Edit the Door Front to Define Scaling
Our work on the door front is to define scaling to enable a width variation of the central panel on the X-axis, excluding de facto the frame and the moldings.
The dimensions of our sample door are width 598 / depth 20 / height 798 mm.
|Process||Smart Scale area|
|To define the smart scaling, proceed as follows:|
1. Scroll down in the left panel to the Smart Scale area.
2. Choose to express the dimensions in millimeters and click the Eye icon. By default, the whole surface will be in the area.
3. Click the Edit button to pick up the values to reduce this area.
4. Zoom in and click left to define the start value along the left molding. In our case, the value is 94.
5. Click right to define the end value along the right molding. In our case, the value is 305.
6. Click Cancel to exit from the pick-up area. The new values are taken into account.
7. Test the smart scaling if you want.
Save the Changes
Click Save model to save the door and its scaling parameters as a BM3 file.

### DIRECTIONS
a) Copy the text of the door-front scaling instructions between "Edit the Door" and "in the area.", inclusive.
b) In the door-front scaling instructions, what are the dimensions of the sample door?
c) Extend the door-front scaling instructions beyond their final sentence.

### DATA LISTING
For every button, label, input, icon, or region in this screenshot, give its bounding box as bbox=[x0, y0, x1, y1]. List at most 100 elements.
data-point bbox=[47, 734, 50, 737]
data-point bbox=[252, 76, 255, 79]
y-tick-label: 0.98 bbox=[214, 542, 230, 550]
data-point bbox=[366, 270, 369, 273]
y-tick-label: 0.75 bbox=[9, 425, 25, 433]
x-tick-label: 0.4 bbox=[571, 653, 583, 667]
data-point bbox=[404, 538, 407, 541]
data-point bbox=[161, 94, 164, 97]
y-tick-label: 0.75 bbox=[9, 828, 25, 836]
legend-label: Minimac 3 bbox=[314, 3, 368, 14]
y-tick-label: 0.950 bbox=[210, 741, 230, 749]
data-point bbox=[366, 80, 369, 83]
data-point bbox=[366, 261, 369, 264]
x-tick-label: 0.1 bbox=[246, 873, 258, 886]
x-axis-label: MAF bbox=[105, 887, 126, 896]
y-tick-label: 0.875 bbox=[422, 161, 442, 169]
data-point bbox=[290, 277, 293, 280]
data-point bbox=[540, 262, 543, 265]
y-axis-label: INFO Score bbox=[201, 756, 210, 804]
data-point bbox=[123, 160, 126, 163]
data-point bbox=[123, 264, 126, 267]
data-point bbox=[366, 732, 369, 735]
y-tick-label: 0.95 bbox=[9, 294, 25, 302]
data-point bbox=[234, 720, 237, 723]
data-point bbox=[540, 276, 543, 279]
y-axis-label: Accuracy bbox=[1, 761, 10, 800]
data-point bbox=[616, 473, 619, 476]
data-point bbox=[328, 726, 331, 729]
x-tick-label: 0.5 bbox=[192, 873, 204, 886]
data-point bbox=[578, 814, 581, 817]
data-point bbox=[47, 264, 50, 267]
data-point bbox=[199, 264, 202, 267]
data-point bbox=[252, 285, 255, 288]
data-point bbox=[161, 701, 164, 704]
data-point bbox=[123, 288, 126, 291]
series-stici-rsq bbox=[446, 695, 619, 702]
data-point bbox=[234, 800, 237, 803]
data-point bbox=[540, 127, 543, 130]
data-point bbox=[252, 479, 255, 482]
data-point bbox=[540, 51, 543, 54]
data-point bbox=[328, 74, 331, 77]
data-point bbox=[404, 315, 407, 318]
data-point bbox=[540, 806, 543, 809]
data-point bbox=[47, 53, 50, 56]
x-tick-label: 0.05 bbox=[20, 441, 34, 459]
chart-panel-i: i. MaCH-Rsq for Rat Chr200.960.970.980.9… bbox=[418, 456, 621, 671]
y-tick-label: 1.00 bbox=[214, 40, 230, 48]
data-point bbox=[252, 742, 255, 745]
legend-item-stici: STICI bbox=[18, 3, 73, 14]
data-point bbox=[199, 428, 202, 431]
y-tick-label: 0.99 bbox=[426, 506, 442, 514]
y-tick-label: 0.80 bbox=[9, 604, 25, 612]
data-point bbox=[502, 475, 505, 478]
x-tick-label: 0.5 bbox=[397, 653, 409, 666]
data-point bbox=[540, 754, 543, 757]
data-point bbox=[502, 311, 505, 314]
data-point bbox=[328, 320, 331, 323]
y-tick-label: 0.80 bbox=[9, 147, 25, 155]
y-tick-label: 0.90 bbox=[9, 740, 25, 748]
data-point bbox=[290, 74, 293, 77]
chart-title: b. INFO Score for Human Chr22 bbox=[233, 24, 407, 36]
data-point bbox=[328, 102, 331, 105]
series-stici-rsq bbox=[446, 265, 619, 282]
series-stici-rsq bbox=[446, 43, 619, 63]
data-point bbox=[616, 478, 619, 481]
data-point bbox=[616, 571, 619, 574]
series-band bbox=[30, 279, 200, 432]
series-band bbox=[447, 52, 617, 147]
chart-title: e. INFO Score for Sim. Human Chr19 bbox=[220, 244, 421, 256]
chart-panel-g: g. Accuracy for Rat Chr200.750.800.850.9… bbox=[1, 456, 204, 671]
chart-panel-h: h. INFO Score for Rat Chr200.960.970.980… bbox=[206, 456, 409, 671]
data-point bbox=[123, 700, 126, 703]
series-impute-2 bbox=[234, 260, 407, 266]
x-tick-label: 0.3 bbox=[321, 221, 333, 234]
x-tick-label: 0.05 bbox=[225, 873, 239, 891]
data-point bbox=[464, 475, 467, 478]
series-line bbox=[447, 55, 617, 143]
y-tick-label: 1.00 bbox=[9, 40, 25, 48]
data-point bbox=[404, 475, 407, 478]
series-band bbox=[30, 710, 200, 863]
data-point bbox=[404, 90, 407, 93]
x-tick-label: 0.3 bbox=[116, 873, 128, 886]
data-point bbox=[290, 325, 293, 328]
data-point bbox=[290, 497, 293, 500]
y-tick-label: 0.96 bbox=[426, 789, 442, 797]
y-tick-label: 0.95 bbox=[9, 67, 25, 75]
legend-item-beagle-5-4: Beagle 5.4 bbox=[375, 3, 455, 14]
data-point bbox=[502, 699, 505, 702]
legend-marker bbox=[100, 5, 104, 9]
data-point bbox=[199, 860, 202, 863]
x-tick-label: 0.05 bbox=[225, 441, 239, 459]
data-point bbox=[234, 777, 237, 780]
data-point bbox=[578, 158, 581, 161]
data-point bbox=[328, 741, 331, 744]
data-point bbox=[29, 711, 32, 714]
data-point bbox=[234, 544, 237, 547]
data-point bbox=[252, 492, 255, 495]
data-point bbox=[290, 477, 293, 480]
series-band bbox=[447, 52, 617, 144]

### RESULTS OF THE EXERCISE
a)
Edit the Door Front to Define Scaling
Our work on the door front is to define scaling to enable a width variation of the central panel on the X-axis, excluding de facto the frame and the moldings.
The dimensions of our sample door are width 598 / depth 20 / height 798 mm.
|Process||Smart Scale area|
|To define the smart scaling, proceed as follows:|
1. Scroll down in the left panel to the Smart Scale area.
2. Choose to express the dimensions in millimeters and click the Eye icon. By default, the whole surface will be in the area.

b) Width 598 mm, depth 20 mm, height 798 mm.

c)
Edit the Knob to Create a Duplicate
You may want to create a variation of a model, e.g. the same knob with another material and another color. The knob is made of two nodes (the nodes are defined during the modeling) and we will make a publication on the node corresponding to the button.
|Original Knob||Duplicate Knob|
To create a duplicate of the metal knob, proceed as follows:
- Click the button on the scene to select it as Node3D.
- Specify a name if you want (press Enter to validate).
- Go to Materials & Publications.
- Click Load material to open the Finder or the Windows Explorer and search for the BM3MAT file corresponding to the new material. For example, a white acrylic material file.
- Click Open to load the file and add it to the list of choices named Scene materials.
- Rename the material if need be by specifying the Name field in the PhongMaterial area (press Enter to validate).
The Scene material drop-down list now contain a White Acrylic variation:
If you want to change the material of the ring, select the corresponding node and then proceed as for the button.
Save the Changes
Click Save the model to save the changed knob and its parameters as a .BM3 file.
Now, you have two different knobs at disposal.
Edit the Handle to Save it as Model
There is no scaling or publication work to do in Geometry Editor with the metal handle.
But you have to save it as a .BM3 file in order to import it in 3DCloud at the next step. Click Save model.
Edit the Shelf to Define Scaling
The work on the shelf is to enable the scaling on the X-axis, as for the box and the door. In addition, you might want to change its color.
Because there are no areas to exclude for the shelf, you can define a simple scaling.
- Scroll down in the left panel to Scale.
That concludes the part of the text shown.